• _Requirement_
Scan the listing below. Report each line that includes "from".

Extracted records
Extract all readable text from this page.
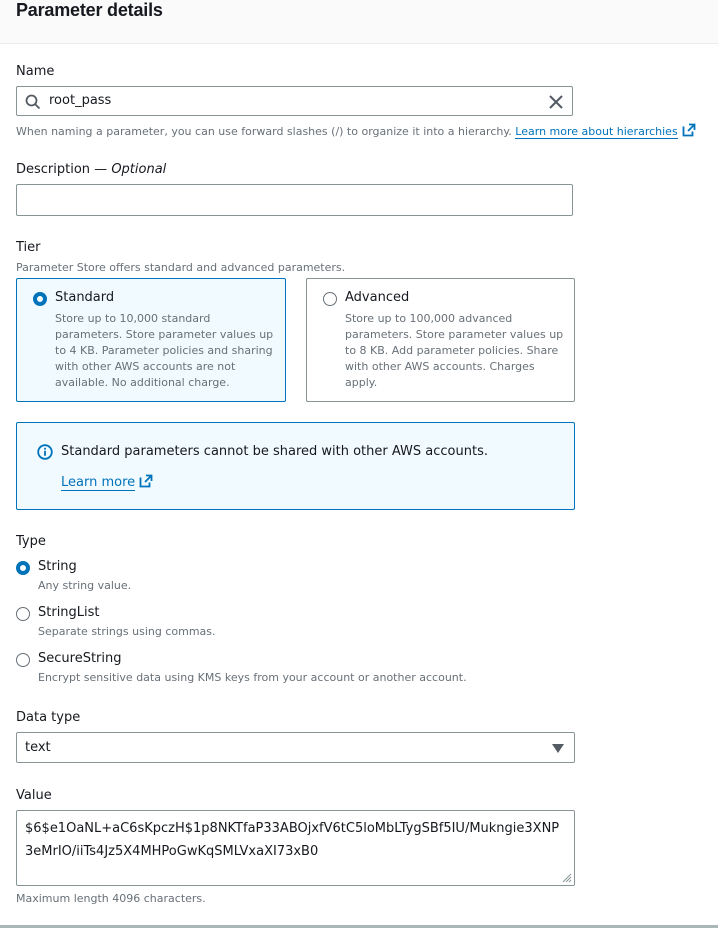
Parameter details
Name
root_pass
When naming a parameter, you can use forward slashes (/) to organize it into a hierarchy. Learn more about hierarchies
Description — Optional
Tier
Parameter Store offers standard and advanced parameters.
Standard
Store up to 10,000 standard parameters. Store parameter values up to 4 KB. Parameter policies and sharing with other AWS accounts are not available. No additional charge.
Advanced
Store up to 100,000 advanced parameters. Store parameter values up to 8 KB. Add parameter policies. Share with other AWS accounts. Charges apply.
Standard parameters cannot be shared with other AWS accounts.
Learn more
Type
String
Any string value.
StringList
Separate strings using commas.
SecureString
Encrypt sensitive data using KMS keys from your account or another account.
Data type
text
Value
$6$e1OaNL+aC6sKpczH$1p8NKTfaP33ABOjxfV6tC5loMbLTygSBf5IU/Mukngie3XNP3eMrIO/iiTs4Jz5X4MHPoGwKqSMLVxaXI73xB0
Maximum length 4096 characters.
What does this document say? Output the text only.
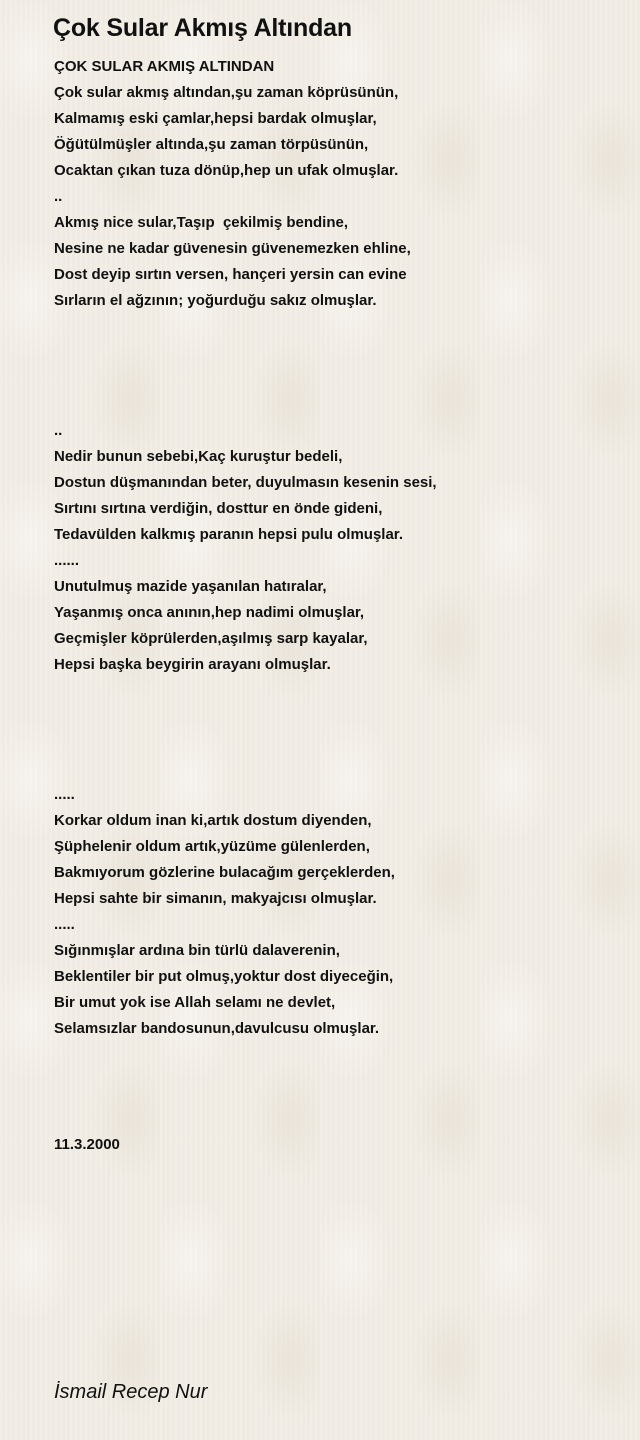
Çok Sular Akmış Altından
ÇOK SULAR AKMIŞ ALTINDAN
Çok sular akmış altından,şu zaman köprüsünün,
Kalmamış eski çamlar,hepsi bardak olmuşlar,
Öğütülmüşler altında,şu zaman törpüsünün,
Ocaktan çıkan tuza dönüp,hep un ufak olmuşlar.
..
Akmış nice sular,Taşıp  çekilmiş bendine,
Nesine ne kadar güvenesin güvenemezken ehline,
Dost deyip sırtın versen, hançeri yersin can evine
Sırların el ağzının; yoğurduğu sakız olmuşlar.
..
Nedir bunun sebebi,Kaç kuruştur bedeli,
Dostun düşmanından beter, duyulmasın kesenin sesi,
Sırtını sırtına verdiğin, dosttur en önde gideni,
Tedavülden kalkmış paranın hepsi pulu olmuşlar.
......
Unutulmuş mazide yaşanılan hatıralar,
Yaşanmış onca anının,hep nadimi olmuşlar,
Geçmişler köprülerden,aşılmış sarp kayalar,
Hepsi başka beygirin arayanı olmuşlar.
.....
Korkar oldum inan ki,artık dostum diyenden,
Şüphelenir oldum artık,yüzüme gülenlerden,
Bakmıyorum gözlerine bulacağım gerçeklerden,
Hepsi sahte bir simanın, makyajcısı olmuşlar.
.....
Sığınmışlar ardına bin türlü dalaverenin,
Beklentiler bir put olmuş,yoktur dost diyeceğin,
Bir umut yok ise Allah selamı ne devlet,
Selamsızlar bandosunun,davulcusu olmuşlar.
11.3.2000
İsmail Recep Nur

• _Output for this exercise_
Extract all readable text from this page.
Encrypt sensitive data using KMS keys from your account or another account.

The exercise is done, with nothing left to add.